Goal
Reproduce the records below in full and word for word, excluding pictures.

Extracted data

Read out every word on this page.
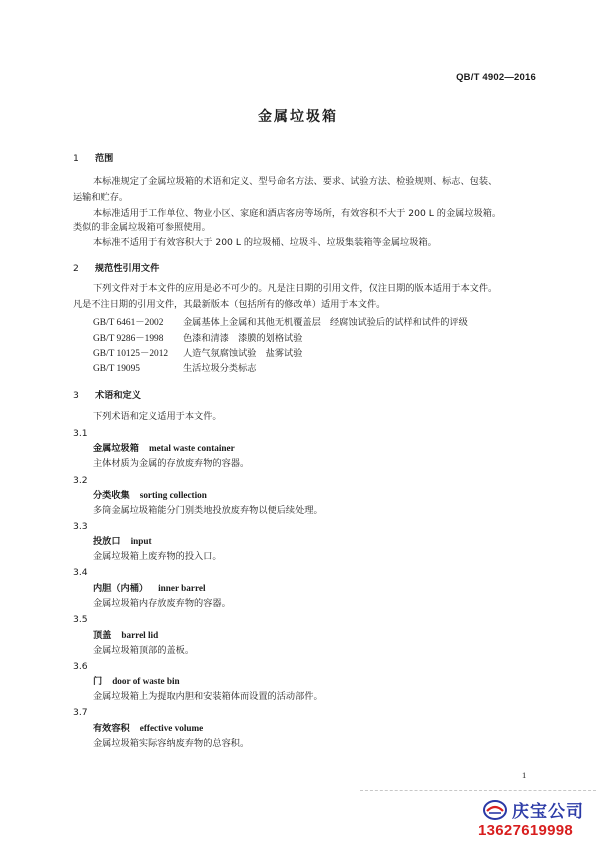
QB/T 4902—2016
金属垃圾箱
1 范围
本标准规定了金属垃圾箱的术语和定义、型号命名方法、要求、试验方法、检验规则、标志、包装、
运输和贮存。
本标准适用于工作单位、物业小区、家庭和酒店客房等场所，有效容积不大于 200 L 的金属垃圾箱。
类似的非金属垃圾箱可参照使用。
本标准不适用于有效容积大于 200 L 的垃圾桶、垃圾斗、垃圾集装箱等金属垃圾箱。
2 规范性引用文件
下列文件对于本文件的应用是必不可少的。凡是注日期的引用文件，仅注日期的版本适用于本文件。
凡是不注日期的引用文件，其最新版本（包括所有的修改单）适用于本文件。
GB/T 6461－2002 金属基体上金属和其他无机覆盖层　经腐蚀试验后的试样和试件的评级
GB/T 9286－1998 色漆和清漆　漆膜的划格试验
GB/T 10125－2012 人造气氛腐蚀试验　盐雾试验
GB/T 19095	生活垃圾分类标志
3 术语和定义
下列术语和定义适用于本文件。
3.1
金属垃圾箱 metal waste container
主体材质为金属的存放废弃物的容器。
3.2
分类收集 sorting collection
多筒金属垃圾箱能分门别类地投放废弃物以便后续处理。
3.3
投放口 input
金属垃圾箱上废弃物的投入口。
3.4
内胆（内桶） inner barrel
金属垃圾箱内存放废弃物的容器。
3.5
顶盖 barrel lid
金属垃圾箱顶部的盖板。
3.6
门 door of waste bin
金属垃圾箱上为提取内胆和安装箱体而设置的活动部件。
3.7
有效容积 effective volume
金属垃圾箱实际容纳废弃物的总容积。
1
庆宝公司
13627619998
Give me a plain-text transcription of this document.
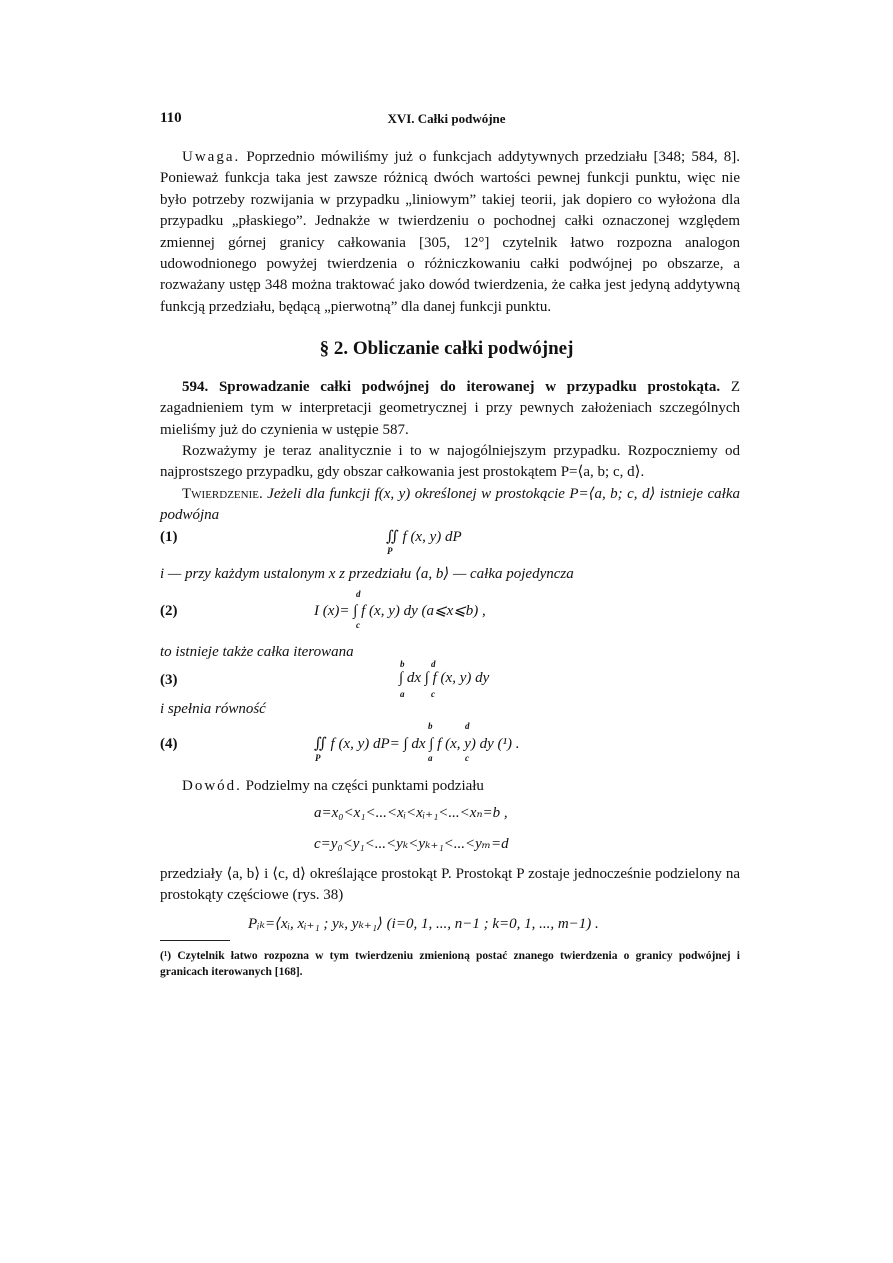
110	XVI. Całki podwójne
Uwaga. Poprzednio mówiliśmy już o funkcjach addytywnych przedziału [348; 584, 8]. Ponieważ funkcja taka jest zawsze różnicą dwóch wartości pewnej funkcji punktu, więc nie było potrzeby rozwijania w przypadku „liniowym” takiej teorii, jak dopiero co wyłożona dla przypadku „płaskiego”. Jednakże w twierdzeniu o pochodnej całki oznaczonej względem zmiennej górnej granicy całkowania [305, 12°] czytelnik łatwo rozpozna analogon udowodnionego powyżej twierdzenia o różniczkowaniu całki podwójnej po obszarze, a rozważany ustęp 348 można traktować jako dowód twierdzenia, że całka jest jedyną addytywną funkcją przedziału, będącą „pierwotną” dla danej funkcji punktu.
§ 2. Obliczanie całki podwójnej
594. Sprowadzanie całki podwójnej do iterowanej w przypadku prostokąta. Z zagadnieniem tym w interpretacji geometrycznej i przy pewnych założeniach szczególnych mieliśmy już do czynienia w ustępie 587.
Rozważymy je teraz analitycznie i to w najogólniejszym przypadku. Rozpoczniemy od najprostszego przypadku, gdy obszar całkowania jest prostokątem P=⟨a, b; c, d⟩.
Twierdzenie. Jeżeli dla funkcji f(x, y) określonej w prostokącie P=⟨a, b; c, d⟩ istnieje całka podwójna
(1)	∬ f (x, y) dP
P
i — przy każdym ustalonym x z przedziału ⟨a, b⟩ — całka pojedyncza
(2)
d
I (x)= ∫ f (x, y) dy (a⩽x⩽b) ,
c
to istnieje także całka iterowana
(3)
b	d
∫ dx ∫ f (x, y) dy
a	c
i spełnia równość
(4)
b	d
∬ f (x, y) dP= ∫ dx ∫ f (x, y) dy (¹) .
P	a	c
Dowód. Podzielmy na części punktami podziału
a=x₀<x₁<...<xᵢ<xᵢ₊₁<...<xₙ=b ,
c=y₀<y₁<...<yₖ<yₖ₊₁<...<yₘ=d
przedziały ⟨a, b⟩ i ⟨c, d⟩ określające prostokąt P. Prostokąt P zostaje jednocześnie podzielony na prostokąty częściowe (rys. 38)
Pᵢₖ=⟨xᵢ, xᵢ₊₁ ; yₖ, yₖ₊₁⟩ (i=0, 1, ..., n−1 ; k=0, 1, ..., m−1) .
(¹) Czytelnik łatwo rozpozna w tym twierdzeniu zmienioną postać znanego twierdzenia o granicy podwójnej i granicach iterowanych [168].
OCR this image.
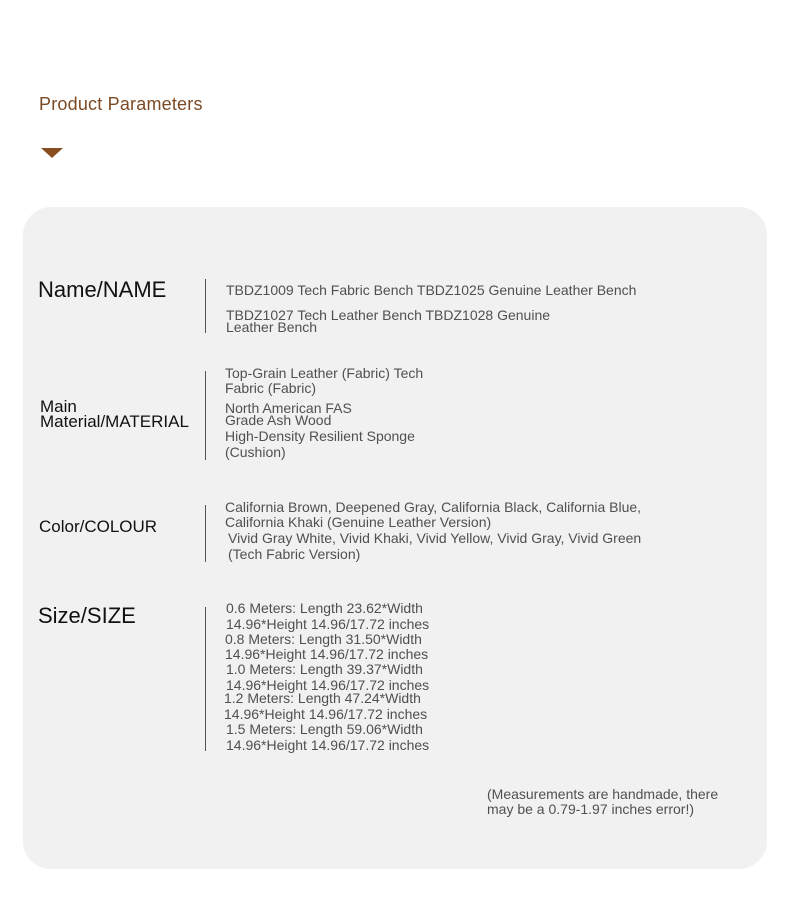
Product Parameters
Name/NAME	TBDZ1009 Tech Fabric Bench TBDZ1025 Genuine Leather Bench
TBDZ1027 Tech Leather Bench TBDZ1028 Genuine
Leather Bench
Main
Material/MATERIAL
Top-Grain Leather (Fabric) Tech
Fabric (Fabric)
North American FAS
Grade Ash Wood
High-Density Resilient Sponge
(Cushion)
Color/COLOUR
California Brown, Deepened Gray, California Black, California Blue,
California Khaki (Genuine Leather Version)
Vivid Gray White, Vivid Khaki, Vivid Yellow, Vivid Gray, Vivid Green
(Tech Fabric Version)
Size/SIZE	0.6 Meters: Length 23.62*Width
14.96*Height 14.96/17.72 inches
0.8 Meters: Length 31.50*Width
14.96*Height 14.96/17.72 inches
1.0 Meters: Length 39.37*Width
14.96*Height 14.96/17.72 inches
1.2 Meters: Length 47.24*Width
14.96*Height 14.96/17.72 inches
1.5 Meters: Length 59.06*Width
14.96*Height 14.96/17.72 inches
(Measurements are handmade, there may be a 0.79-1.97 inches error!)
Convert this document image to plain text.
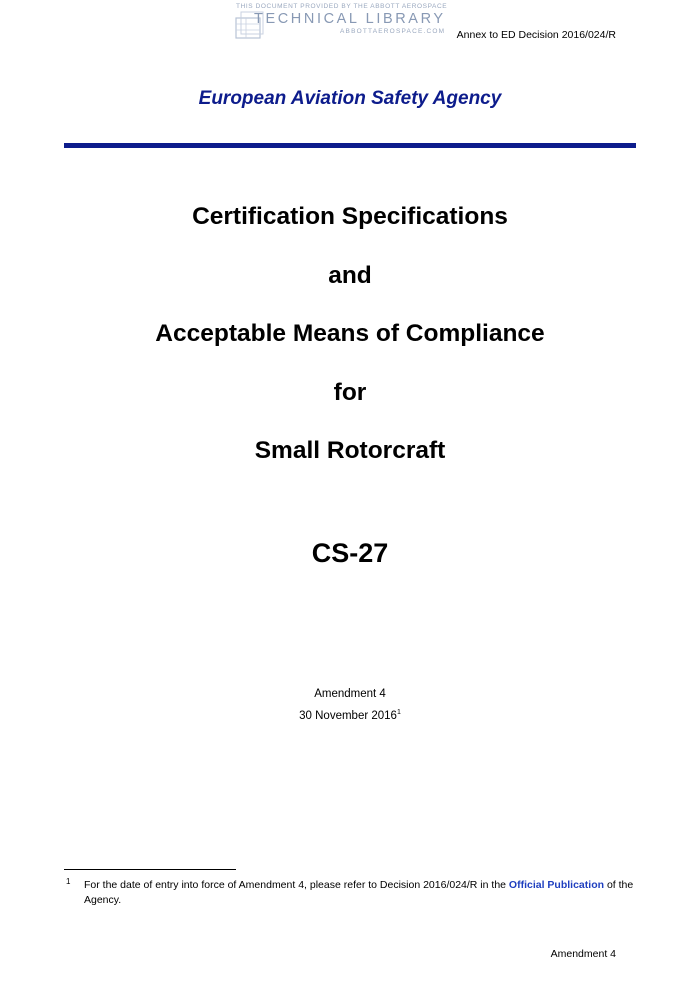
THIS DOCUMENT PROVIDED BY THE ABBOTT AEROSPACE
TECHNICAL LIBRARY
ABBOTTAEROSPACE.COM	Annex to ED Decision 2016/024/R
European Aviation Safety Agency
Certification Specifications
and
Acceptable Means of Compliance
for
Small Rotorcraft
CS-27
Amendment 4
30 November 2016$^1$
1 For the date of entry into force of Amendment 4, please refer to Decision 2016/024/R in the Official Publication of the Agency.
Amendment 4
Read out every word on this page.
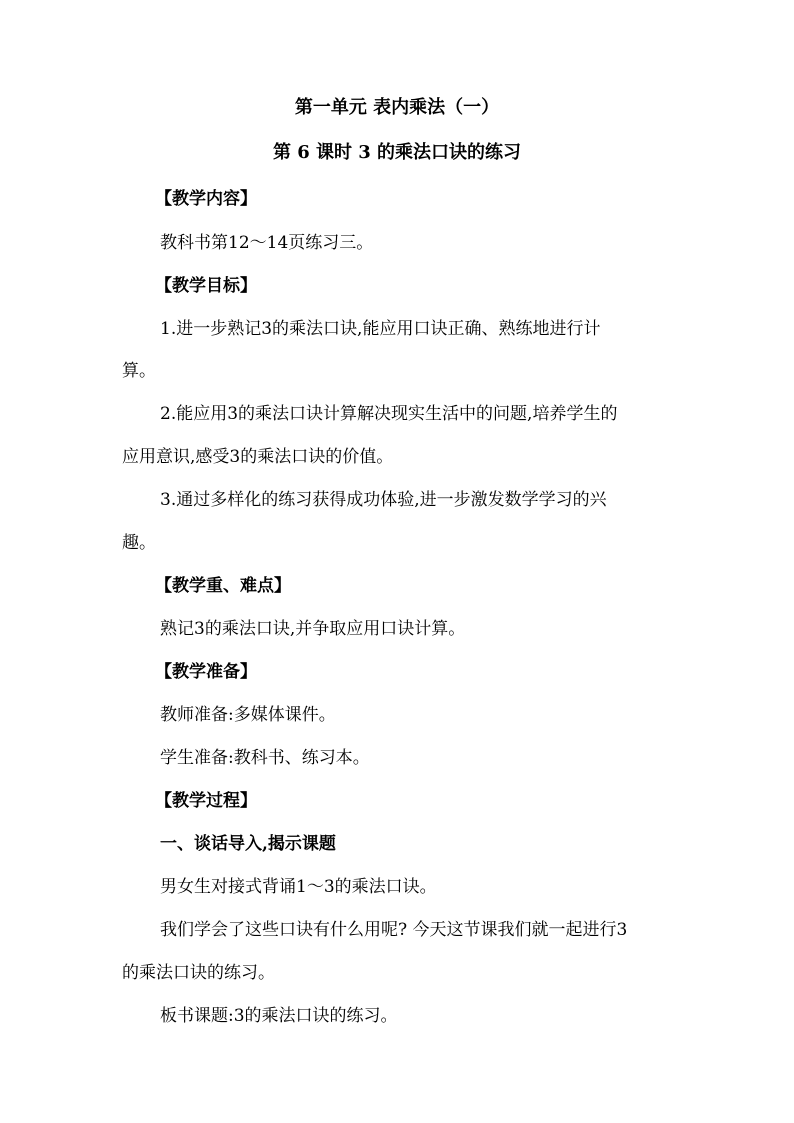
第一单元 表内乘法（一）
第 6 课时 3 的乘法口诀的练习
【教学内容】
教科书第12～14页练习三。
【教学目标】
1.进一步熟记3的乘法口诀,能应用口诀正确、熟练地进行计
算。
2.能应用3的乘法口诀计算解决现实生活中的问题,培养学生的
应用意识,感受3的乘法口诀的价值。
3.通过多样化的练习获得成功体验,进一步激发数学学习的兴
趣。
【教学重、难点】
熟记3的乘法口诀,并争取应用口诀计算。
【教学准备】
教师准备:多媒体课件。
学生准备:教科书、练习本。
【教学过程】
一、谈话导入,揭示课题
男女生对接式背诵1～3的乘法口诀。
我们学会了这些口诀有什么用呢? 今天这节课我们就一起进行3
的乘法口诀的练习。
板书课题:3的乘法口诀的练习。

Task output
Read out every word on this page.
QB/T 4902—2016
金属垃圾箱
1 范围
本标准规定了金属垃圾箱的术语和定义、型号命名方法、要求、试验方法、检验规则、标志、包装、
运输和贮存。
本标准适用于工作单位、物业小区、家庭和酒店客房等场所，有效容积不大于 200 L 的金属垃圾箱。
类似的非金属垃圾箱可参照使用。
本标准不适用于有效容积大于 200 L 的垃圾桶、垃圾斗、垃圾集装箱等金属垃圾箱。
2 规范性引用文件
下列文件对于本文件的应用是必不可少的。凡是注日期的引用文件，仅注日期的版本适用于本文件。
凡是不注日期的引用文件，其最新版本（包括所有的修改单）适用于本文件。
GB/T 6461－2002 金属基体上金属和其他无机覆盖层　经腐蚀试验后的试样和试件的评级
GB/T 9286－1998 色漆和清漆　漆膜的划格试验
GB/T 10125－2012 人造气氛腐蚀试验　盐雾试验
GB/T 19095	生活垃圾分类标志
3 术语和定义
下列术语和定义适用于本文件。
3.1
金属垃圾箱 metal waste container
主体材质为金属的存放废弃物的容器。
3.2
分类收集 sorting collection
多筒金属垃圾箱能分门别类地投放废弃物以便后续处理。
3.3
投放口 input
金属垃圾箱上废弃物的投入口。
3.4
内胆（内桶） inner barrel
金属垃圾箱内存放废弃物的容器。
3.5
顶盖 barrel lid
金属垃圾箱顶部的盖板。
3.6
门 door of waste bin
金属垃圾箱上为提取内胆和安装箱体而设置的活动部件。
3.7
有效容积 effective volume
金属垃圾箱实际容纳废弃物的总容积。
1
庆宝公司
13627619998
Give me a plain-text transcription of this document.
110	XVI. Całki podwójne
Uwaga. Poprzednio mówiliśmy już o funkcjach addytywnych przedziału [348; 584, 8]. Ponieważ funkcja taka jest zawsze różnicą dwóch wartości pewnej funkcji punktu, więc nie było potrzeby rozwijania w przypadku „liniowym” takiej teorii, jak dopiero co wyłożona dla przypadku „płaskiego”. Jednakże w twierdzeniu o pochodnej całki oznaczonej względem zmiennej górnej granicy całkowania [305, 12°] czytelnik łatwo rozpozna analogon udowodnionego powyżej twierdzenia o różniczkowaniu całki podwójnej po obszarze, a rozważany ustęp 348 można traktować jako dowód twierdzenia, że całka jest jedyną addytywną funkcją przedziału, będącą „pierwotną” dla danej funkcji punktu.
§ 2. Obliczanie całki podwójnej
594. Sprowadzanie całki podwójnej do iterowanej w przypadku prostokąta. Z zagadnieniem tym w interpretacji geometrycznej i przy pewnych założeniach szczególnych mieliśmy już do czynienia w ustępie 587.
Rozważymy je teraz analitycznie i to w najogólniejszym przypadku. Rozpoczniemy od najprostszego przypadku, gdy obszar całkowania jest prostokątem P=⟨a, b; c, d⟩.
Twierdzenie. Jeżeli dla funkcji f(x, y) określonej w prostokącie P=⟨a, b; c, d⟩ istnieje całka podwójna
(1)	∬ f (x, y) dP
P
i — przy każdym ustalonym x z przedziału ⟨a, b⟩ — całka pojedyncza
(2)
d
I (x)= ∫ f (x, y) dy (a⩽x⩽b) ,
c
to istnieje także całka iterowana
(3)
b	d
∫ dx ∫ f (x, y) dy
a	c
i spełnia równość
(4)
b	d
∬ f (x, y) dP= ∫ dx ∫ f (x, y) dy (¹) .
P	a	c
Dowód. Podzielmy na części punktami podziału
a=x₀<x₁<...<xᵢ<xᵢ₊₁<...<xₙ=b ,
c=y₀<y₁<...<yₖ<yₖ₊₁<...<yₘ=d
przedziały ⟨a, b⟩ i ⟨c, d⟩ określające prostokąt P. Prostokąt P zostaje jednocześnie podzielony na prostokąty częściowe (rys. 38)
Pᵢₖ=⟨xᵢ, xᵢ₊₁ ; yₖ, yₖ₊₁⟩ (i=0, 1, ..., n−1 ; k=0, 1, ..., m−1) .
(¹) Czytelnik łatwo rozpozna w tym twierdzeniu zmienioną postać znanego twierdzenia o granicy podwójnej i granicach iterowanych [168].
OCR this image.
Product Parameters
Name/NAME	TBDZ1009 Tech Fabric Bench TBDZ1025 Genuine Leather Bench
TBDZ1027 Tech Leather Bench TBDZ1028 Genuine
Leather Bench
Main
Material/MATERIAL
Top-Grain Leather (Fabric) Tech
Fabric (Fabric)
North American FAS
Grade Ash Wood
High-Density Resilient Sponge
(Cushion)
Color/COLOUR
California Brown, Deepened Gray, California Black, California Blue,
California Khaki (Genuine Leather Version)
Vivid Gray White, Vivid Khaki, Vivid Yellow, Vivid Gray, Vivid Green
(Tech Fabric Version)
Size/SIZE	0.6 Meters: Length 23.62*Width
14.96*Height 14.96/17.72 inches
0.8 Meters: Length 31.50*Width
14.96*Height 14.96/17.72 inches
1.0 Meters: Length 39.37*Width
14.96*Height 14.96/17.72 inches
1.2 Meters: Length 47.24*Width
14.96*Height 14.96/17.72 inches
1.5 Meters: Length 59.06*Width
14.96*Height 14.96/17.72 inches
(Measurements are handmade, there may be a 0.79-1.97 inches error!)
Convert this document image to plain text.
THIS DOCUMENT PROVIDED BY THE ABBOTT AEROSPACE
TECHNICAL LIBRARY
ABBOTTAEROSPACE.COM	Annex to ED Decision 2016/024/R
European Aviation Safety Agency
Certification Specifications
and
Acceptable Means of Compliance
for
Small Rotorcraft
CS-27
Amendment 4
30 November 2016$^1$
1 For the date of entry into force of Amendment 4, please refer to Decision 2016/024/R in the Official Publication of the Agency.
Amendment 4
Read out every word on this page.
第一单元 表内乘法（一）
第 6 课时 3 的乘法口诀的练习
【教学内容】
教科书第12～14页练习三。
【教学目标】
1.进一步熟记3的乘法口诀,能应用口诀正确、熟练地进行计
算。
2.能应用3的乘法口诀计算解决现实生活中的问题,培养学生的
应用意识,感受3的乘法口诀的价值。
3.通过多样化的练习获得成功体验,进一步激发数学学习的兴
趣。
【教学重、难点】
熟记3的乘法口诀,并争取应用口诀计算。
【教学准备】
教师准备:多媒体课件。
学生准备:教科书、练习本。
【教学过程】
一、谈话导入,揭示课题
男女生对接式背诵1～3的乘法口诀。
我们学会了这些口诀有什么用呢? 今天这节课我们就一起进行3
的乘法口诀的练习。
板书课题:3的乘法口诀的练习。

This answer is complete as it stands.